■ Exercise brief ■
Within the data that follows, how many lines carry the string "月度趋势"? Give the number alone.

■ Records excerpted from a collection ■
-- START --
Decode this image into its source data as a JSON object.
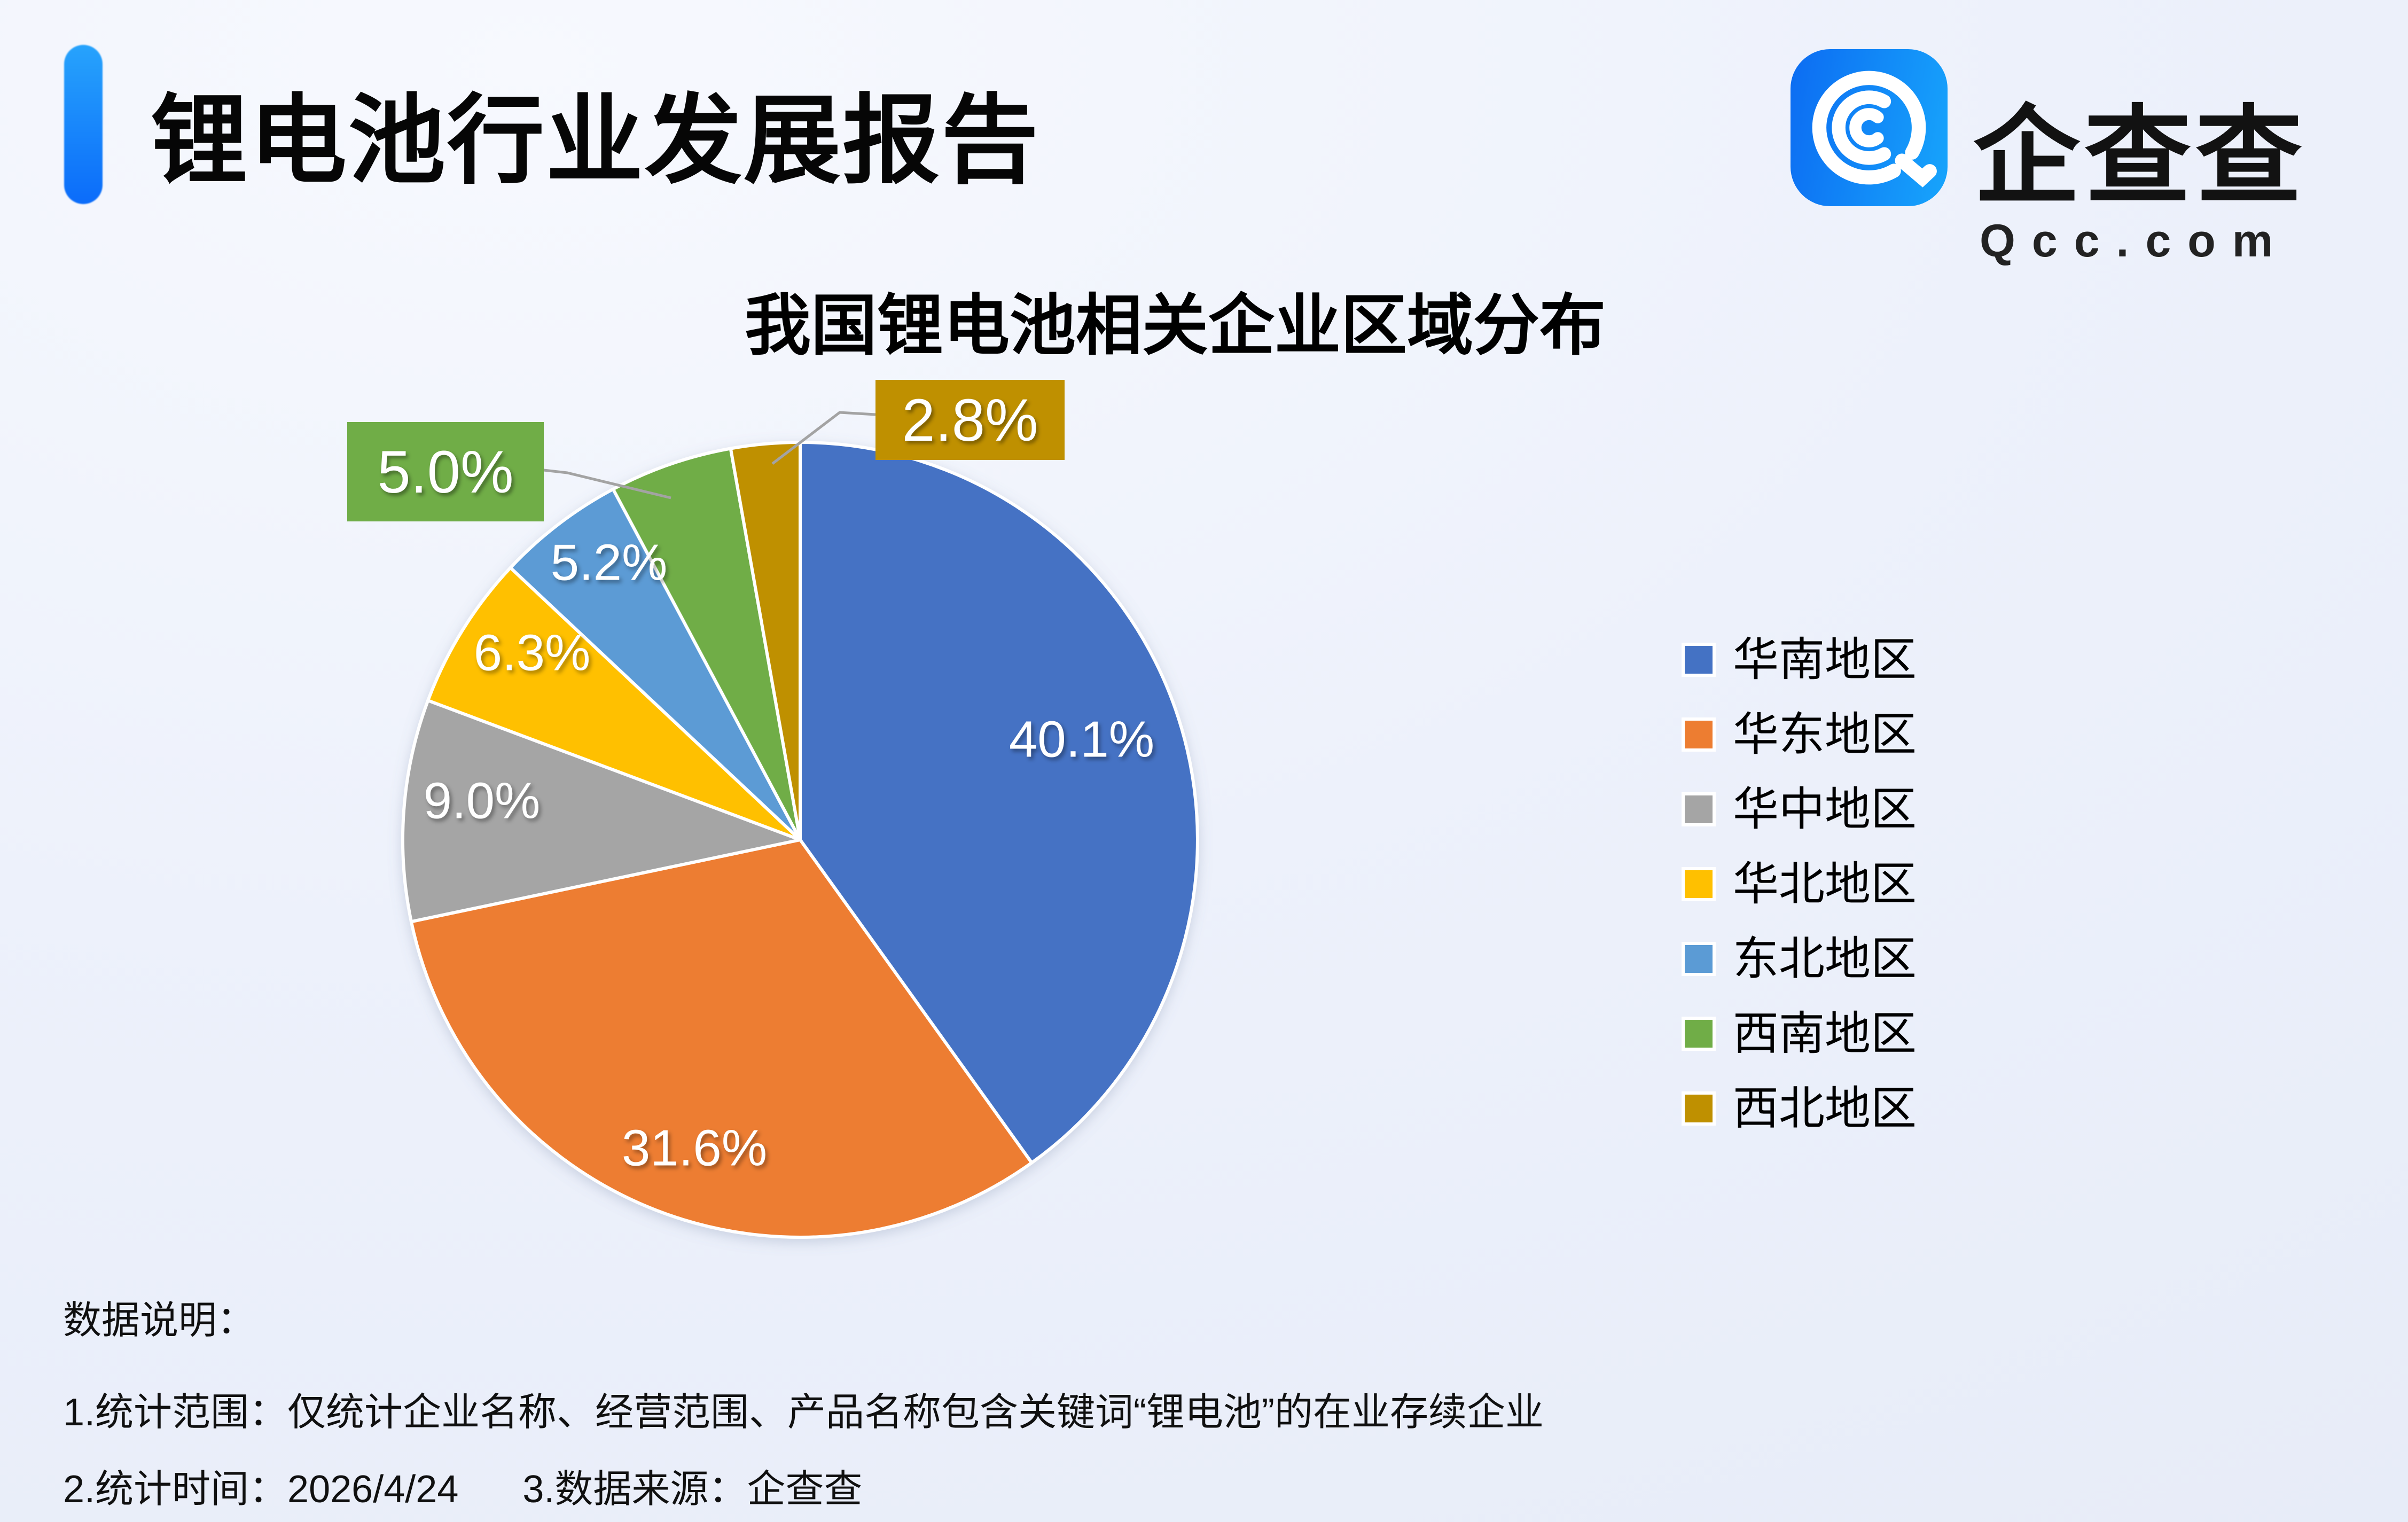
{
  "header": {
    "title": "锂电池行业发展报告"
  },
  "logo": {
    "brand_name": "企查查",
    "domain": "Qcc.com",
    "icon": "qcc-concentric-c-magnifier-icon",
    "icon_color_start": "#0c6cf2",
    "icon_color_end": "#17a5fc"
  },
  "chart": {
    "title": "我国锂电池相关企业区域分布"
  },
  "chart_data": {
    "type": "pie",
    "title": "我国锂电池相关企业区域分布",
    "labels": [
      "华南地区",
      "华东地区",
      "华中地区",
      "华北地区",
      "东北地区",
      "西南地区",
      "西北地区"
    ],
    "values": [
      40.1,
      31.6,
      9.0,
      6.3,
      5.2,
      5.0,
      2.8
    ],
    "colors": [
      "#4472C4",
      "#ED7D31",
      "#A5A5A5",
      "#FFC000",
      "#5B9BD5",
      "#70AD47",
      "#BF9000"
    ],
    "data_label_format": "one_decimal_percent",
    "data_labels": [
      "40.1%",
      "31.6%",
      "9.0%",
      "6.3%",
      "5.2%",
      "5.0%",
      "2.8%"
    ],
    "callout_slices": [
      "西南地区",
      "西北地区"
    ],
    "start_angle_deg": 0,
    "direction": "clockwise",
    "legend_position": "right",
    "slice_border_color": "#ffffff",
    "leader_line_color": "#a3a3a3",
    "label_text_color": "#ffffff"
  },
  "footer": {
    "heading": "数据说明：",
    "note1": "1.统计范围：仅统计企业名称、经营范围、产品名称包含关键词“锂电池”的在业存续企业",
    "note2_time": "2.统计时间：2026/4/24",
    "note2_source": "3.数据来源：企查查"
  }
}
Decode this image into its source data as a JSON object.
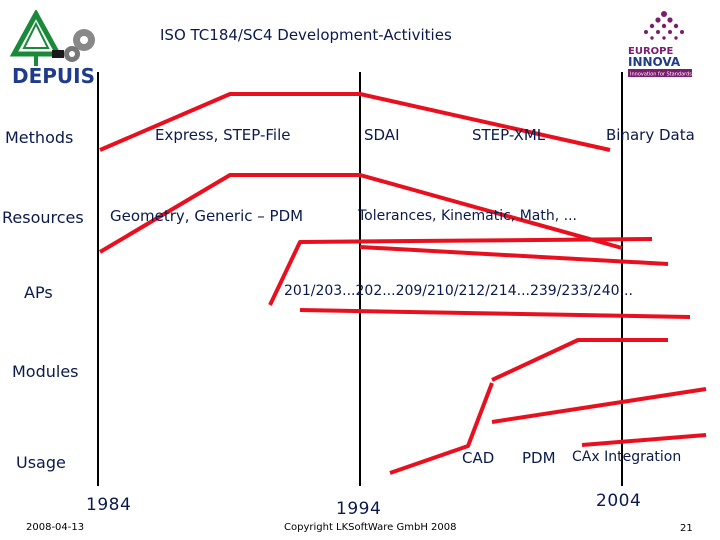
{
  "title": "ISO TC184/SC4 Development-Activities",
  "logos": {
    "left": {
      "name": "DEPUIS",
      "text": "DEPUIS"
    },
    "right": {
      "name": "EUROPE INNOVA",
      "line1": "EUROPE",
      "line2": "INNOVA",
      "tagline": "Innovation for Standards"
    }
  },
  "rows": {
    "methods": {
      "label": "Methods",
      "items": [
        "Express, STEP-File",
        "SDAI",
        "STEP-XML",
        "Binary Data"
      ]
    },
    "resources": {
      "label": "Resources",
      "items": [
        "Geometry, Generic – PDM",
        "Tolerances, Kinematic, Math, ..."
      ]
    },
    "aps": {
      "label": "APs",
      "items": [
        "201/203...202...209/210/212/214...239/233/240..."
      ]
    },
    "modules": {
      "label": "Modules"
    },
    "usage": {
      "label": "Usage",
      "items": [
        "CAD",
        "PDM",
        "CAx Integration"
      ]
    }
  },
  "years": [
    "1984",
    "1994",
    "2004"
  ],
  "footer": {
    "date": "2008-04-13",
    "copyright": "Copyright LKSoftWare GmbH 2008",
    "page": "21"
  },
  "colors": {
    "trend_line": "#e8101e",
    "timeline": "#000000",
    "text": "#0b1a4d",
    "logo_green": "#1a8a3a",
    "logo_blue": "#1f3c8a",
    "europe_innova_purple": "#7b1c6e"
  }
}
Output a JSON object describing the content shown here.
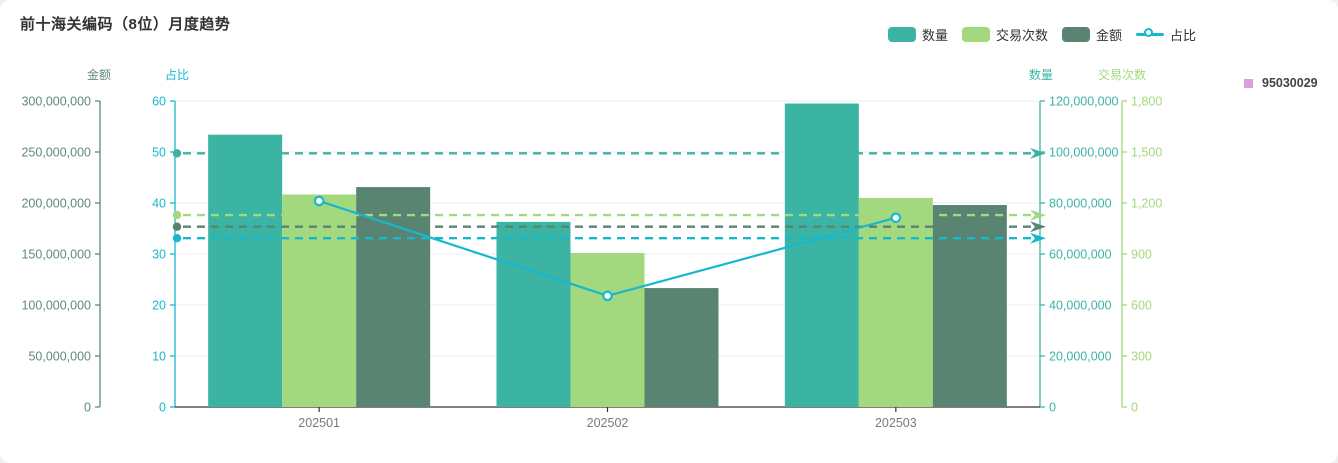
{
  "header": {
    "title": "前十海关编码（8位）月度趋势"
  },
  "right_legend": {
    "marker_color": "#D9A0DC",
    "items": [
      {
        "label": "95030029"
      }
    ]
  },
  "chart_data": {
    "type": "bar",
    "title": "前十海关编码（8位）月度趋势",
    "categories": [
      "202501",
      "202502",
      "202503"
    ],
    "series": [
      {
        "key": "quantity",
        "name": "数量",
        "type": "bar",
        "axis": "qty",
        "color": "#3CB4A4",
        "values": [
          106800000,
          72600000,
          119000000
        ],
        "average_markline": 99466667
      },
      {
        "key": "transactions",
        "name": "交易次数",
        "type": "bar",
        "axis": "txn",
        "color": "#A3D97E",
        "values": [
          1250,
          906,
          1230
        ],
        "average_markline": 1129
      },
      {
        "key": "amount",
        "name": "金额",
        "type": "bar",
        "axis": "amount",
        "color": "#588471",
        "values": [
          215600000,
          116600000,
          198000000
        ],
        "average_markline": 176733333
      },
      {
        "key": "ratio",
        "name": "占比",
        "type": "line",
        "axis": "pct",
        "color": "#17B8CE",
        "values": [
          40.4,
          21.8,
          37.1
        ],
        "average_markline": 33.1
      }
    ],
    "axes": {
      "amount": {
        "name": "金额",
        "side": "left",
        "min": 0,
        "max": 300000000,
        "tick_step": 50000000,
        "color": "#5F8A77"
      },
      "pct": {
        "name": "占比",
        "side": "left",
        "min": 0,
        "max": 60,
        "tick_step": 10,
        "color": "#17B8CE"
      },
      "qty": {
        "name": "数量",
        "side": "right",
        "min": 0,
        "max": 120000000,
        "tick_step": 20000000,
        "color": "#3CB4A4"
      },
      "txn": {
        "name": "交易次数",
        "side": "right",
        "min": 0,
        "max": 1800,
        "tick_step": 300,
        "color": "#A3D97E"
      }
    },
    "grid": true,
    "legend_position": "top-right",
    "xlabel_color": "#7A7A7A",
    "gridline_color": "#E9EDF4",
    "xaxis_color": "#333333"
  }
}
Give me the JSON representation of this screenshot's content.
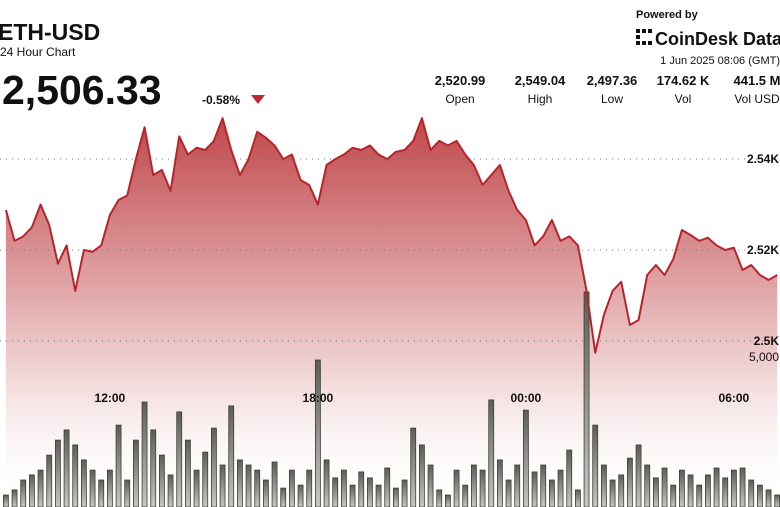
{
  "header": {
    "powered_by": "Powered by",
    "brand": "CoinDesk Data",
    "timestamp": "1 Jun 2025 08:06 (GMT)",
    "price": "2,506.33",
    "change": "-0.58%",
    "stats": [
      {
        "value": "2,520.99",
        "label": "Open"
      },
      {
        "value": "2,549.04",
        "label": "High"
      },
      {
        "value": "2,497.36",
        "label": "Low"
      },
      {
        "value": "174.62 K",
        "label": "Vol"
      },
      {
        "value": "441.5 M",
        "label": "Vol USD"
      }
    ]
  },
  "chart_data": {
    "type": "line",
    "title": "ETH-USD",
    "subtitle": "24 Hour Chart",
    "x": [
      9,
      9.25,
      9.5,
      9.75,
      10,
      10.25,
      10.5,
      10.75,
      11,
      11.25,
      11.5,
      11.75,
      12,
      12.25,
      12.5,
      12.75,
      13,
      13.25,
      13.5,
      13.75,
      14,
      14.25,
      14.5,
      14.75,
      15,
      15.25,
      15.5,
      15.75,
      16,
      16.25,
      16.5,
      16.75,
      17,
      17.25,
      17.5,
      17.75,
      18,
      18.25,
      18.5,
      18.75,
      19,
      19.25,
      19.5,
      19.75,
      20,
      20.25,
      20.5,
      20.75,
      21,
      21.25,
      21.5,
      21.75,
      22,
      22.25,
      22.5,
      22.75,
      23,
      23.25,
      23.5,
      23.75,
      24,
      24.25,
      24.5,
      24.75,
      25,
      25.25,
      25.5,
      25.75,
      26,
      26.25,
      26.5,
      26.75,
      27,
      27.25,
      27.5,
      27.75,
      28,
      28.25,
      28.5,
      28.75,
      29,
      29.25,
      29.5,
      29.75,
      30,
      30.25,
      30.5,
      30.75,
      31,
      31.25
    ],
    "series": [
      {
        "color": "#b5262a",
        "values": [
          2528.8,
          2522,
          2523,
          2525,
          2530,
          2525.5,
          2517,
          2521,
          2511,
          2520,
          2519.6,
          2521,
          2527.7,
          2531,
          2532,
          2540,
          2547,
          2536.5,
          2537.6,
          2533,
          2545,
          2541,
          2542.5,
          2542,
          2544,
          2549,
          2542,
          2536.5,
          2540,
          2546,
          2544.7,
          2543,
          2540,
          2541,
          2535.4,
          2534.3,
          2530,
          2538.7,
          2540,
          2541,
          2542.5,
          2542,
          2543,
          2541,
          2540,
          2541.6,
          2542,
          2544,
          2549,
          2542,
          2544,
          2543,
          2544,
          2541,
          2538.7,
          2534.3,
          2536.5,
          2538.7,
          2533,
          2528.8,
          2526.6,
          2521,
          2523,
          2526.6,
          2522,
          2523,
          2521,
          2511,
          2497.4,
          2505.7,
          2511,
          2513,
          2503.5,
          2504.6,
          2514.5,
          2516.7,
          2514.5,
          2518,
          2524.4,
          2523.3,
          2522,
          2522.7,
          2521,
          2520,
          2520.5,
          2515.6,
          2516.7,
          2514.5,
          2513.4,
          2514.5
        ]
      },
      {
        "type": "bar",
        "axis": "y2",
        "color": "#8b8d82",
        "values": [
          400,
          570,
          900,
          1070,
          1230,
          1730,
          2230,
          2570,
          2070,
          1570,
          1230,
          900,
          1230,
          2730,
          900,
          2230,
          3500,
          2570,
          1730,
          1070,
          3170,
          2230,
          1230,
          1830,
          2630,
          1400,
          3370,
          1570,
          1400,
          1230,
          900,
          1500,
          630,
          1230,
          730,
          1230,
          4900,
          1570,
          970,
          1230,
          730,
          1170,
          970,
          730,
          1300,
          630,
          900,
          2630,
          2070,
          1400,
          570,
          400,
          1230,
          730,
          1400,
          1230,
          3570,
          1570,
          900,
          1400,
          3230,
          1170,
          1400,
          900,
          1230,
          1900,
          570,
          7170,
          2730,
          1400,
          900,
          1070,
          1630,
          2070,
          1400,
          970,
          1300,
          730,
          1230,
          1070,
          730,
          1070,
          1300,
          970,
          1230,
          1300,
          900,
          730,
          570,
          400
        ]
      }
    ],
    "xlim": [
      8.83,
      31.33
    ],
    "xticks": [
      {
        "value": 12,
        "label": "12:00"
      },
      {
        "value": 18,
        "label": "18:00"
      },
      {
        "value": 24,
        "label": "00:00"
      },
      {
        "value": 30,
        "label": "06:00"
      }
    ],
    "ylim": [
      2487,
      2553
    ],
    "yticks": [
      {
        "value": 2500,
        "label": "2.5K"
      },
      {
        "value": 2520,
        "label": "2.52K"
      },
      {
        "value": 2540,
        "label": "2.54K"
      }
    ],
    "y2lim": [
      0,
      8000
    ],
    "y2ticks": [
      {
        "value": 5000,
        "label": "5,000"
      }
    ],
    "grid": true
  }
}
-- END --
■ Solution ■
2